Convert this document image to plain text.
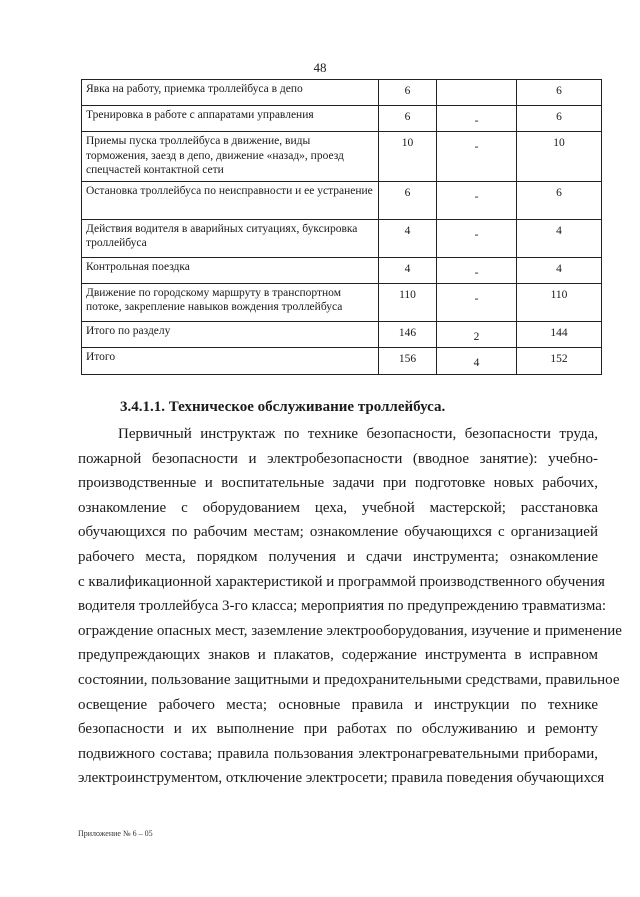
48
Явка на работу, приемка троллейбуса в депо	6		6
Тренировка в работе с аппаратами управления	6	-	6
Приемы пуска троллейбуса в движение, виды торможения, заезд в депо, движение «назад», проезд спецчастей контактной сети	10	-	10
Остановка троллейбуса по неисправности и ее устранение	6	-	6
Действия водителя в аварийных ситуациях, буксировка троллейбуса	4	-	4
Контрольная поездка	4	-	4
Движение по городскому маршруту в транспортном потоке, закрепление навыков вождения троллейбуса	110	-	110
Итого по разделу	146	2	144
Итого	156	4	152
3.4.1.1. Техническое обслуживание троллейбуса.
Первичный инструктаж по технике безопасности, безопасности труда,
пожарной безопасности и электробезопасности (вводное занятие): учебно-
производственные и воспитательные задачи при подготовке новых рабочих,
ознакомление с оборудованием цеха, учебной мастерской; расстановка
обучающихся по рабочим местам; ознакомление обучающихся с организацией
рабочего места, порядком получения и сдачи инструмента; ознакомление
с квалификационной характеристикой и программой производственного обучения
водителя троллейбуса 3-го класса; мероприятия по предупреждению травматизма:
ограждение опасных мест, заземление электрооборудования, изучение и применение
предупреждающих знаков и плакатов, содержание инструмента в исправном
состоянии, пользование защитными и предохранительными средствами, правильное
освещение рабочего места; основные правила и инструкции по технике
безопасности и их выполнение при работах по обслуживанию и ремонту
подвижного состава; правила пользования электронагревательными приборами,
электроинструментом, отключение электросети; правила поведения обучающихся
Приложение № 6 – 05
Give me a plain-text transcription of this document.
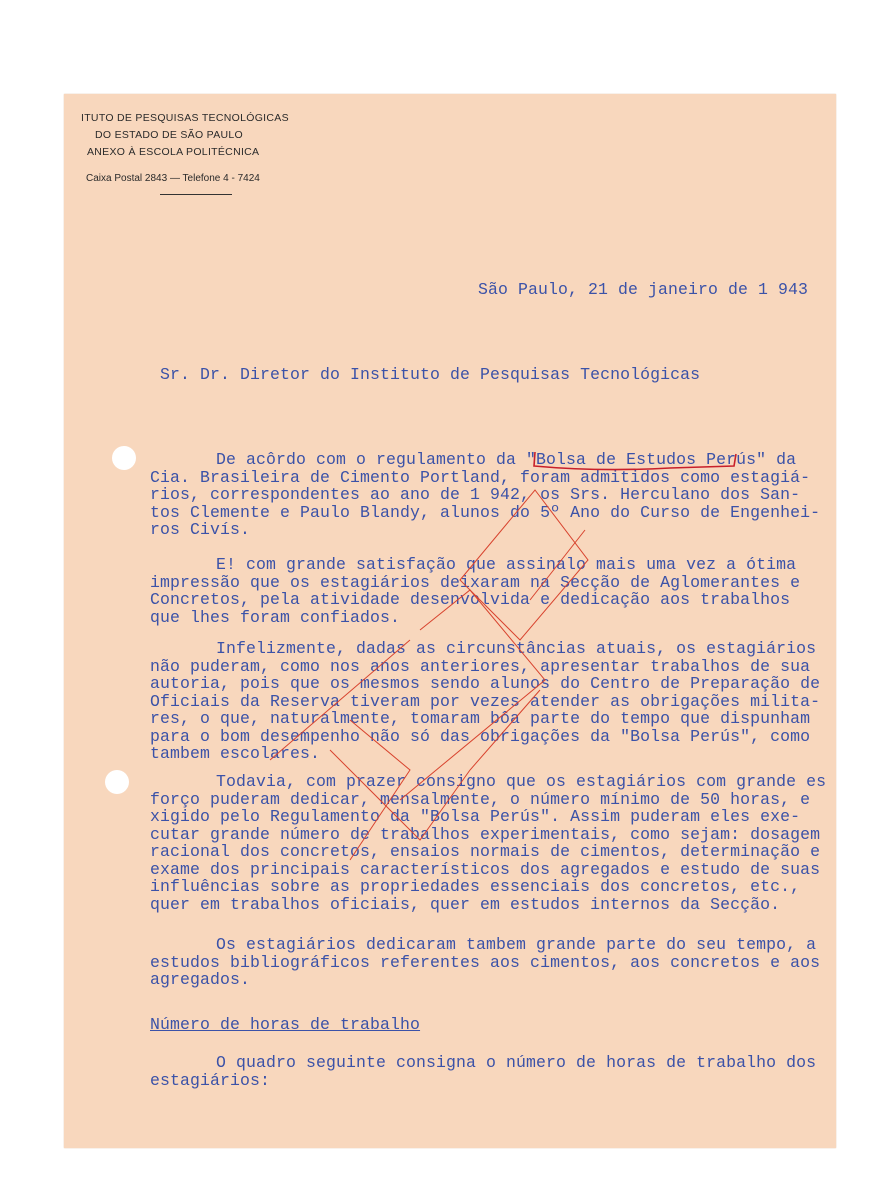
ITUTO DE PESQUISAS TECNOLÓGICAS
DO ESTADO DE SÃO PAULO
ANEXO À ESCOLA POLITÉCNICA
Caixa Postal 2843 — Telefone 4 - 7424
São Paulo, 21 de janeiro de 1 943
Sr. Dr. Diretor do Instituto de Pesquisas Tecnológicas
De acôrdo com o regulamento da "Bolsa de Estudos Perús" da
Cia. Brasileira de Cimento Portland, foram admitidos como estagiá-
rios, correspondentes ao ano de 1 942, os Srs. Herculano dos San-
tos Clemente e Paulo Blandy, alunos do 5º Ano do Curso de Engenhei-
ros Civís.
E! com grande satisfação que assinalo mais uma vez a ótima
impressão que os estagiários deixaram na Secção de Aglomerantes e
Concretos, pela atividade desenvolvida e dedicação aos trabalhos
que lhes foram confiados.
Infelizmente, dadas as circunstâncias atuais, os estagiários
não puderam, como nos anos anteriores, apresentar trabalhos de sua
autoria, pois que os mesmos sendo alunos do Centro de Preparação de
Oficiais da Reserva tiveram por vezes atender as obrigações milita-
res, o que, naturalmente, tomaram bôa parte do tempo que dispunham
para o bom desempenho não só das obrigações da "Bolsa Perús", como
tambem escolares.
Todavia, com prazer consigno que os estagiários com grande es
forço puderam dedicar, mensalmente, o número mínimo de 50 horas, e
xigido pelo Regulamento da "Bolsa Perús". Assim puderam eles exe-
cutar grande número de trabalhos experimentais, como sejam: dosagem
racional dos concretos, ensaios normais de cimentos, determinação e
exame dos principais característicos dos agregados e estudo de suas
influências sobre as propriedades essenciais dos concretos, etc.,
quer em trabalhos oficiais, quer em estudos internos da Secção.
Os estagiários dedicaram tambem grande parte do seu tempo, a
estudos bibliográficos referentes aos cimentos, aos concretos e aos
agregados.
Número de horas de trabalho
O quadro seguinte consigna o número de horas de trabalho dos
estagiários:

Set problem:
Return the entries unchanged, save for the pictures, which do not belong in the copy.

Solution for this problem:
Convert this document image to plain text.
48
Явка на работу, приемка троллейбуса в депо	6		6
Тренировка в работе с аппаратами управления	6	-	6
Приемы пуска троллейбуса в движение, виды торможения, заезд в депо, движение «назад», проезд спецчастей контактной сети	10	-	10
Остановка троллейбуса по неисправности и ее устранение	6	-	6
Действия водителя в аварийных ситуациях, буксировка троллейбуса	4	-	4
Контрольная поездка	4	-	4
Движение по городскому маршруту в транспортном потоке, закрепление навыков вождения троллейбуса	110	-	110
Итого по разделу	146	2	144
Итого	156	4	152
3.4.1.1. Техническое обслуживание троллейбуса.
Первичный инструктаж по технике безопасности, безопасности труда,
пожарной безопасности и электробезопасности (вводное занятие): учебно-
производственные и воспитательные задачи при подготовке новых рабочих,
ознакомление с оборудованием цеха, учебной мастерской; расстановка
обучающихся по рабочим местам; ознакомление обучающихся с организацией
рабочего места, порядком получения и сдачи инструмента; ознакомление
с квалификационной характеристикой и программой производственного обучения
водителя троллейбуса 3-го класса; мероприятия по предупреждению травматизма:
ограждение опасных мест, заземление электрооборудования, изучение и применение
предупреждающих знаков и плакатов, содержание инструмента в исправном
состоянии, пользование защитными и предохранительными средствами, правильное
освещение рабочего места; основные правила и инструкции по технике
безопасности и их выполнение при работах по обслуживанию и ремонту
подвижного состава; правила пользования электронагревательными приборами,
электроинструментом, отключение электросети; правила поведения обучающихся
Приложение № 6 – 05
Give me a plain-text transcription of this document.
ITUTO DE PESQUISAS TECNOLÓGICAS
DO ESTADO DE SÃO PAULO
ANEXO À ESCOLA POLITÉCNICA
Caixa Postal 2843 — Telefone 4 - 7424
São Paulo, 21 de janeiro de 1 943
Sr. Dr. Diretor do Instituto de Pesquisas Tecnológicas
De acôrdo com o regulamento da "Bolsa de Estudos Perús" da
Cia. Brasileira de Cimento Portland, foram admitidos como estagiá-
rios, correspondentes ao ano de 1 942, os Srs. Herculano dos San-
tos Clemente e Paulo Blandy, alunos do 5º Ano do Curso de Engenhei-
ros Civís.
E! com grande satisfação que assinalo mais uma vez a ótima
impressão que os estagiários deixaram na Secção de Aglomerantes e
Concretos, pela atividade desenvolvida e dedicação aos trabalhos
que lhes foram confiados.
Infelizmente, dadas as circunstâncias atuais, os estagiários
não puderam, como nos anos anteriores, apresentar trabalhos de sua
autoria, pois que os mesmos sendo alunos do Centro de Preparação de
Oficiais da Reserva tiveram por vezes atender as obrigações milita-
res, o que, naturalmente, tomaram bôa parte do tempo que dispunham
para o bom desempenho não só das obrigações da "Bolsa Perús", como
tambem escolares.
Todavia, com prazer consigno que os estagiários com grande es
forço puderam dedicar, mensalmente, o número mínimo de 50 horas, e
xigido pelo Regulamento da "Bolsa Perús". Assim puderam eles exe-
cutar grande número de trabalhos experimentais, como sejam: dosagem
racional dos concretos, ensaios normais de cimentos, determinação e
exame dos principais característicos dos agregados e estudo de suas
influências sobre as propriedades essenciais dos concretos, etc.,
quer em trabalhos oficiais, quer em estudos internos da Secção.
Os estagiários dedicaram tambem grande parte do seu tempo, a
estudos bibliográficos referentes aos cimentos, aos concretos e aos
agregados.
Número de horas de trabalho
O quadro seguinte consigna o número de horas de trabalho dos
estagiários:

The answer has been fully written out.